▸ **Problem**
Copy each of the entries below faithfully, setting aside any pictures.

▸ **Exercise data**
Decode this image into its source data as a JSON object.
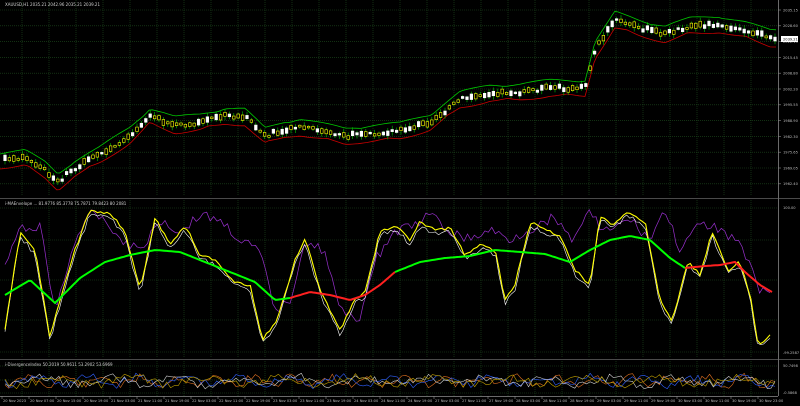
{
  "symbol_header": "XAUUSD,H1  2035.21  2042.96  2035.21  2039.21",
  "indicator1_header": "i-MAEnvelope ... 81.9776  85.3778  75.7871  79.8423  80  2081",
  "indicator2_header": "i-DivergenceIndex  50.2019  50.9611  53.2902  53.6969",
  "price_axis": [
    "2035.15",
    "2028.60",
    "2022.15",
    "2015.45",
    "2008.80",
    "2002.20",
    "1995.55",
    "1988.90",
    "1982.30",
    "1975.65",
    "1969.05",
    "1962.40"
  ],
  "current_price": "2039.21",
  "osc_axis_top": "100.00",
  "osc_axis_bottom": "-99.2587",
  "div_axis_top": "50.7498",
  "div_axis_bottom": "-0.5868",
  "time_axis": [
    "20 Nov 2023",
    "20 Nov 07:00",
    "20 Nov 15:00",
    "20 Nov 19:00",
    "21 Nov 03:00",
    "21 Nov 11:00",
    "21 Nov 19:00",
    "22 Nov 03:00",
    "22 Nov 11:00",
    "22 Nov 19:00",
    "23 Nov 03:00",
    "23 Nov 11:00",
    "23 Nov 19:00",
    "24 Nov 03:00",
    "24 Nov 11:00",
    "24 Nov 19:00",
    "27 Nov 03:00",
    "27 Nov 11:00",
    "27 Nov 19:00",
    "28 Nov 03:00",
    "28 Nov 11:00",
    "28 Nov 19:00",
    "29 Nov 03:00",
    "29 Nov 11:00",
    "29 Nov 19:00",
    "30 Nov 03:00",
    "30 Nov 11:00",
    "30 Nov 19:00",
    "30 Nov 23:00"
  ],
  "colors": {
    "background": "#000000",
    "grid": "#1e4d1e",
    "bull_candle": "#ffffff",
    "bear_candle": "#ffff00",
    "envelope_upper": "#00c800",
    "envelope_lower": "#c80000",
    "osc_fast": "#ffff00",
    "osc_slow": "#ffffff",
    "osc_purple": "#9a30d0",
    "osc_trend_up": "#00ff00",
    "osc_trend_down": "#ff2020"
  }
}
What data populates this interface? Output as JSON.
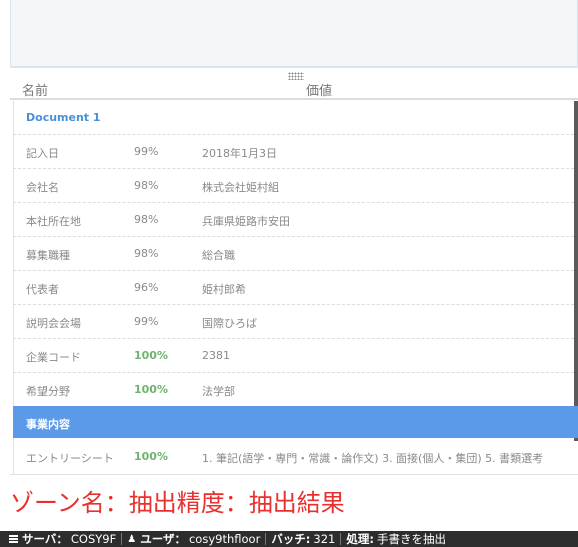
{
  "headers": {
    "name": "名前",
    "value": "価値"
  },
  "document": {
    "title": "Document 1"
  },
  "rows": [
    {
      "name": "記入日",
      "accuracy": "99%",
      "value": "2018年1月3日"
    },
    {
      "name": "会社名",
      "accuracy": "98%",
      "value": "株式会社姫村組"
    },
    {
      "name": "本社所在地",
      "accuracy": "98%",
      "value": "兵庫県姫路市安田"
    },
    {
      "name": "募集職種",
      "accuracy": "98%",
      "value": "総合職"
    },
    {
      "name": "代表者",
      "accuracy": "96%",
      "value": "姫村郎希"
    },
    {
      "name": "説明会会場",
      "accuracy": "99%",
      "value": "国際ひろば"
    },
    {
      "name": "企業コード",
      "accuracy": "100%",
      "value": "2381"
    },
    {
      "name": "希望分野",
      "accuracy": "100%",
      "value": "法学部"
    }
  ],
  "section": {
    "label": "事業内容"
  },
  "entry_row": {
    "name": "エントリーシート",
    "accuracy": "100%",
    "value": "1. 筆記(語学・専門・常識・論作文) 3. 面接(個人・集団) 5. 書類選考"
  },
  "legend": "ゾーン名：抽出精度：抽出結果",
  "status_bar": {
    "server_label": "サーバ：",
    "server_value": "COSY9F",
    "user_label": "ユーザ：",
    "user_value": "cosy9thfloor",
    "batch_label": "バッチ:",
    "batch_value": "321",
    "process_label": "処理:",
    "process_value": "手書きを抽出"
  },
  "colors": {
    "accent": "#5b9ae8",
    "high_accuracy": "#6db36d",
    "legend": "#e8312f",
    "status_bar": "#2d2d2d"
  },
  "icons": {
    "server": "server-icon",
    "user": "user-icon",
    "grip": "drag-handle-icon"
  }
}
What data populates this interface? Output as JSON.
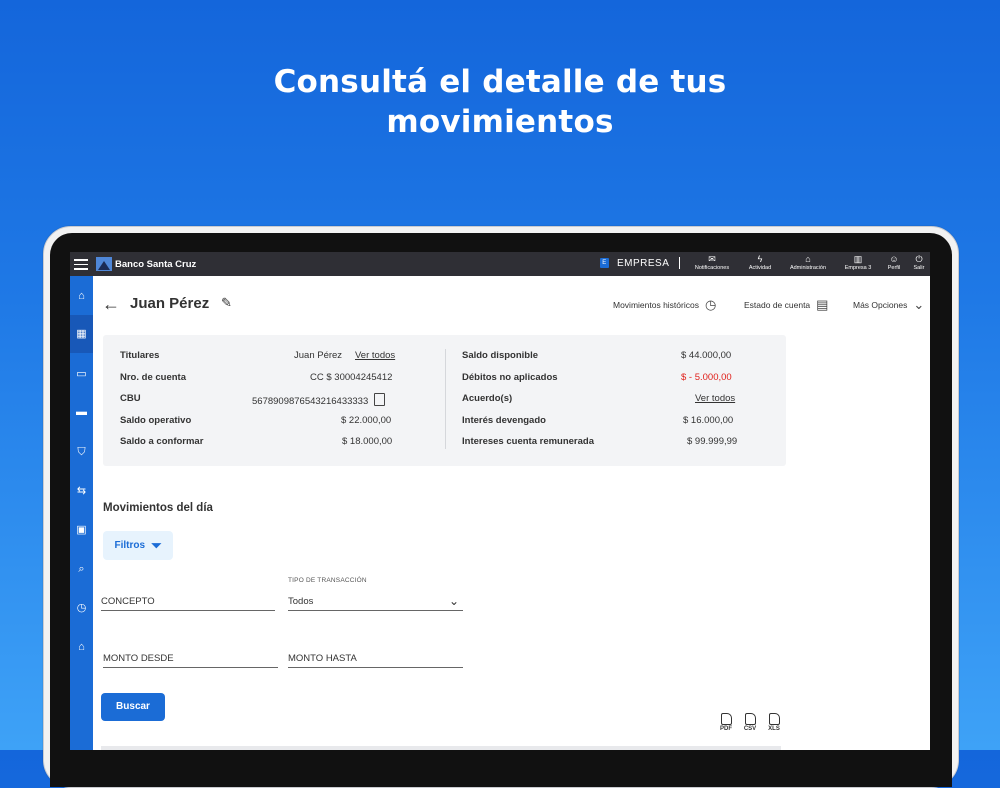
{
  "headline": {
    "line1": "Consultá el detalle de tus",
    "line2": "movimientos"
  },
  "topbar": {
    "brand": "Banco Santa Cruz",
    "company_badge": "E",
    "company": "EMPRESA",
    "items": [
      "Notificaciones",
      "Actividad",
      "Administración",
      "Empresa 3",
      "Perfil",
      "Salir"
    ]
  },
  "account": {
    "holder_name": "Juan Pérez",
    "actions": {
      "historic": "Movimientos históricos",
      "statement": "Estado de cuenta",
      "more": "Más Opciones"
    },
    "left": [
      {
        "label": "Titulares",
        "value": "Juan Pérez",
        "link": "Ver todos"
      },
      {
        "label": "Nro. de cuenta",
        "value": "CC $ 30004245412"
      },
      {
        "label": "CBU",
        "value": "5678909876543216433333"
      },
      {
        "label": "Saldo operativo",
        "value": "$ 22.000,00"
      },
      {
        "label": "Saldo a conformar",
        "value": "$ 18.000,00"
      }
    ],
    "right": [
      {
        "label": "Saldo disponible",
        "value": "$ 44.000,00"
      },
      {
        "label": "Débitos no aplicados",
        "value": "$ - 5.000,00"
      },
      {
        "label": "Acuerdo(s)",
        "value": "Ver todos"
      },
      {
        "label": "Interés devengado",
        "value": "$ 16.000,00"
      },
      {
        "label": "Intereses cuenta remunerada",
        "value": "$ 99.999,99"
      }
    ]
  },
  "movements": {
    "title": "Movimientos del día",
    "filters_label": "Filtros",
    "concept_label": "CONCEPTO",
    "type_label": "TIPO DE TRANSACCIÓN",
    "type_value": "Todos",
    "amount_from": "MONTO DESDE",
    "amount_to": "MONTO HASTA",
    "search_button": "Buscar",
    "downloads": [
      "PDF",
      "CSV",
      "XLS"
    ]
  },
  "colors": {
    "primary": "#1b6cd6",
    "negative": "#e0201b",
    "topbar": "#2f2f35"
  }
}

▸ **Exercise solution**
Decode this image into its source data as a JSON object.
{
  "symbol_header": "XAUUSD,H1  2035.21  2042.96  2035.21  2039.21",
  "indicator1_header": "i-MAEnvelope ... 81.9776  85.3778  75.7871  79.8423  80  2081",
  "indicator2_header": "i-DivergenceIndex  50.2019  50.9611  53.2902  53.6969",
  "price_axis": [
    "2035.15",
    "2028.60",
    "2022.15",
    "2015.45",
    "2008.80",
    "2002.20",
    "1995.55",
    "1988.90",
    "1982.30",
    "1975.65",
    "1969.05",
    "1962.40"
  ],
  "current_price": "2039.21",
  "osc_axis_top": "100.00",
  "osc_axis_bottom": "-99.2587",
  "div_axis_top": "50.7498",
  "div_axis_bottom": "-0.5868",
  "time_axis": [
    "20 Nov 2023",
    "20 Nov 07:00",
    "20 Nov 15:00",
    "20 Nov 19:00",
    "21 Nov 03:00",
    "21 Nov 11:00",
    "21 Nov 19:00",
    "22 Nov 03:00",
    "22 Nov 11:00",
    "22 Nov 19:00",
    "23 Nov 03:00",
    "23 Nov 11:00",
    "23 Nov 19:00",
    "24 Nov 03:00",
    "24 Nov 11:00",
    "24 Nov 19:00",
    "27 Nov 03:00",
    "27 Nov 11:00",
    "27 Nov 19:00",
    "28 Nov 03:00",
    "28 Nov 11:00",
    "28 Nov 19:00",
    "29 Nov 03:00",
    "29 Nov 11:00",
    "29 Nov 19:00",
    "30 Nov 03:00",
    "30 Nov 11:00",
    "30 Nov 19:00",
    "30 Nov 23:00"
  ],
  "colors": {
    "background": "#000000",
    "grid": "#1e4d1e",
    "bull_candle": "#ffffff",
    "bear_candle": "#ffff00",
    "envelope_upper": "#00c800",
    "envelope_lower": "#c80000",
    "osc_fast": "#ffff00",
    "osc_slow": "#ffffff",
    "osc_purple": "#9a30d0",
    "osc_trend_up": "#00ff00",
    "osc_trend_down": "#ff2020"
  }
}
What data populates this interface? Output as JSON.
{
  "headers": {
    "name": "名前",
    "value": "価値"
  },
  "document": {
    "title": "Document 1"
  },
  "rows": [
    {
      "name": "記入日",
      "accuracy": "99%",
      "value": "2018年1月3日"
    },
    {
      "name": "会社名",
      "accuracy": "98%",
      "value": "株式会社姫村組"
    },
    {
      "name": "本社所在地",
      "accuracy": "98%",
      "value": "兵庫県姫路市安田"
    },
    {
      "name": "募集職種",
      "accuracy": "98%",
      "value": "総合職"
    },
    {
      "name": "代表者",
      "accuracy": "96%",
      "value": "姫村郎希"
    },
    {
      "name": "説明会会場",
      "accuracy": "99%",
      "value": "国際ひろば"
    },
    {
      "name": "企業コード",
      "accuracy": "100%",
      "value": "2381"
    },
    {
      "name": "希望分野",
      "accuracy": "100%",
      "value": "法学部"
    }
  ],
  "section": {
    "label": "事業内容"
  },
  "entry_row": {
    "name": "エントリーシート",
    "accuracy": "100%",
    "value": "1. 筆記(語学・専門・常識・論作文) 3. 面接(個人・集団) 5. 書類選考"
  },
  "legend": "ゾーン名：抽出精度：抽出結果",
  "status_bar": {
    "server_label": "サーバ：",
    "server_value": "COSY9F",
    "user_label": "ユーザ：",
    "user_value": "cosy9thfloor",
    "batch_label": "バッチ:",
    "batch_value": "321",
    "process_label": "処理:",
    "process_value": "手書きを抽出"
  },
  "colors": {
    "accent": "#5b9ae8",
    "high_accuracy": "#6db36d",
    "legend": "#e8312f",
    "status_bar": "#2d2d2d"
  },
  "icons": {
    "server": "server-icon",
    "user": "user-icon",
    "grip": "drag-handle-icon"
  }
}
What data populates this interface? Output as JSON.
{
  "headline": {
    "line1": "Consultá el detalle de tus",
    "line2": "movimientos"
  },
  "topbar": {
    "brand": "Banco Santa Cruz",
    "company_badge": "E",
    "company": "EMPRESA",
    "items": [
      "Notificaciones",
      "Actividad",
      "Administración",
      "Empresa 3",
      "Perfil",
      "Salir"
    ]
  },
  "account": {
    "holder_name": "Juan Pérez",
    "actions": {
      "historic": "Movimientos históricos",
      "statement": "Estado de cuenta",
      "more": "Más Opciones"
    },
    "left": [
      {
        "label": "Titulares",
        "value": "Juan Pérez",
        "link": "Ver todos"
      },
      {
        "label": "Nro. de cuenta",
        "value": "CC $ 30004245412"
      },
      {
        "label": "CBU",
        "value": "5678909876543216433333"
      },
      {
        "label": "Saldo operativo",
        "value": "$ 22.000,00"
      },
      {
        "label": "Saldo a conformar",
        "value": "$ 18.000,00"
      }
    ],
    "right": [
      {
        "label": "Saldo disponible",
        "value": "$ 44.000,00"
      },
      {
        "label": "Débitos no aplicados",
        "value": "$ - 5.000,00"
      },
      {
        "label": "Acuerdo(s)",
        "value": "Ver todos"
      },
      {
        "label": "Interés devengado",
        "value": "$ 16.000,00"
      },
      {
        "label": "Intereses cuenta remunerada",
        "value": "$ 99.999,99"
      }
    ]
  },
  "movements": {
    "title": "Movimientos del día",
    "filters_label": "Filtros",
    "concept_label": "CONCEPTO",
    "type_label": "TIPO DE TRANSACCIÓN",
    "type_value": "Todos",
    "amount_from": "MONTO DESDE",
    "amount_to": "MONTO HASTA",
    "search_button": "Buscar",
    "downloads": [
      "PDF",
      "CSV",
      "XLS"
    ]
  },
  "colors": {
    "primary": "#1b6cd6",
    "negative": "#e0201b",
    "topbar": "#2f2f35"
  }
}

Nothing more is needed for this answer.